- [Exercise aim]:
All entries should be output exactly as they stand.

- [Provided data]:
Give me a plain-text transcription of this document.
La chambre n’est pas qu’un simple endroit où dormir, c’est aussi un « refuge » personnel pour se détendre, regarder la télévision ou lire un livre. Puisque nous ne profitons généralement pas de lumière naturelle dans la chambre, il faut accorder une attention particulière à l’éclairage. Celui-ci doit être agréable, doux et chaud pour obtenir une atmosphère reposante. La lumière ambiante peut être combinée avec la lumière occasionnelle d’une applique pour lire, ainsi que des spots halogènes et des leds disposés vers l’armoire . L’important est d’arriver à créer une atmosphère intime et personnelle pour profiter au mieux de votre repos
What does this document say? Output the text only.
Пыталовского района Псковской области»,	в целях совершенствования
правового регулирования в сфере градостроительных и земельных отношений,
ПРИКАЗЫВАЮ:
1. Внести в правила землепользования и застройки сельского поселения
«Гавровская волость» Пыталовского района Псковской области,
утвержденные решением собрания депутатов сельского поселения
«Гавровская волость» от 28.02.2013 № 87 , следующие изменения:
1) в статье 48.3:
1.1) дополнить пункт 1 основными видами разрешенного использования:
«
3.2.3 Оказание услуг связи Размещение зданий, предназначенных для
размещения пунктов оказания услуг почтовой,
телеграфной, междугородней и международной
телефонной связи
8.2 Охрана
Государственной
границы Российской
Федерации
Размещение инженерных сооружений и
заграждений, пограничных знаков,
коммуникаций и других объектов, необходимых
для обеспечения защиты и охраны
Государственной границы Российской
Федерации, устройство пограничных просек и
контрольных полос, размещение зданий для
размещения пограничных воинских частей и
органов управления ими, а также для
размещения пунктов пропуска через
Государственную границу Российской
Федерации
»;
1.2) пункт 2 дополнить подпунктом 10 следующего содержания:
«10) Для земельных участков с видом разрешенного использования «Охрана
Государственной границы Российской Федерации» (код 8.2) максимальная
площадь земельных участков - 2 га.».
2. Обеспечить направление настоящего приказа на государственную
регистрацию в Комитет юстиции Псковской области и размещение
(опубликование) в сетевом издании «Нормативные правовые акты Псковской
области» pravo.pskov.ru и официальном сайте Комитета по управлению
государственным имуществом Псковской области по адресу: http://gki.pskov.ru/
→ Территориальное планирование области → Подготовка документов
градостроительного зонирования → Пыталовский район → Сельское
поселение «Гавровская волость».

- [Expected answer]:
Give me a plain-text transcription of this document.
La chambre n’est pas qu’un simple endroit où dormir, c’est aussi un « refuge » personnel pour se détendre, regarder la télévision ou lire un livre. Puisque nous ne profitons généralement pas de lumière naturelle dans la chambre, il faut accorder une attention particulière à l’éclairage. Celui-ci doit être agréable, doux et chaud pour obtenir une atmosphère reposante. La lumière ambiante peut être combinée avec la lumière occasionnelle d’une applique pour lire, ainsi que des spots halogènes et des leds disposés vers l’armoire . L’important est d’arriver à créer une atmosphère intime et personnelle pour profiter au mieux de votre repos
What does this document say? Output the text only.
Пыталовского района Псковской области»,	в целях совершенствования
правового регулирования в сфере градостроительных и земельных отношений,
ПРИКАЗЫВАЮ:
1. Внести в правила землепользования и застройки сельского поселения
«Гавровская волость» Пыталовского района Псковской области,
утвержденные решением собрания депутатов сельского поселения
«Гавровская волость» от 28.02.2013 № 87 , следующие изменения:
1) в статье 48.3:
1.1) дополнить пункт 1 основными видами разрешенного использования:
«
3.2.3 Оказание услуг связи Размещение зданий, предназначенных для
размещения пунктов оказания услуг почтовой,
телеграфной, междугородней и международной
телефонной связи
8.2 Охрана
Государственной
границы Российской
Федерации
Размещение инженерных сооружений и
заграждений, пограничных знаков,
коммуникаций и других объектов, необходимых
для обеспечения защиты и охраны
Государственной границы Российской
Федерации, устройство пограничных просек и
контрольных полос, размещение зданий для
размещения пограничных воинских частей и
органов управления ими, а также для
размещения пунктов пропуска через
Государственную границу Российской
Федерации
»;
1.2) пункт 2 дополнить подпунктом 10 следующего содержания:
«10) Для земельных участков с видом разрешенного использования «Охрана
Государственной границы Российской Федерации» (код 8.2) максимальная
площадь земельных участков - 2 га.».
2. Обеспечить направление настоящего приказа на государственную
регистрацию в Комитет юстиции Псковской области и размещение
(опубликование) в сетевом издании «Нормативные правовые акты Псковской
области» pravo.pskov.ru и официальном сайте Комитета по управлению
государственным имуществом Псковской области по адресу: http://gki.pskov.ru/
→ Территориальное планирование области → Подготовка документов
градостроительного зонирования → Пыталовский район → Сельское
поселение «Гавровская волость».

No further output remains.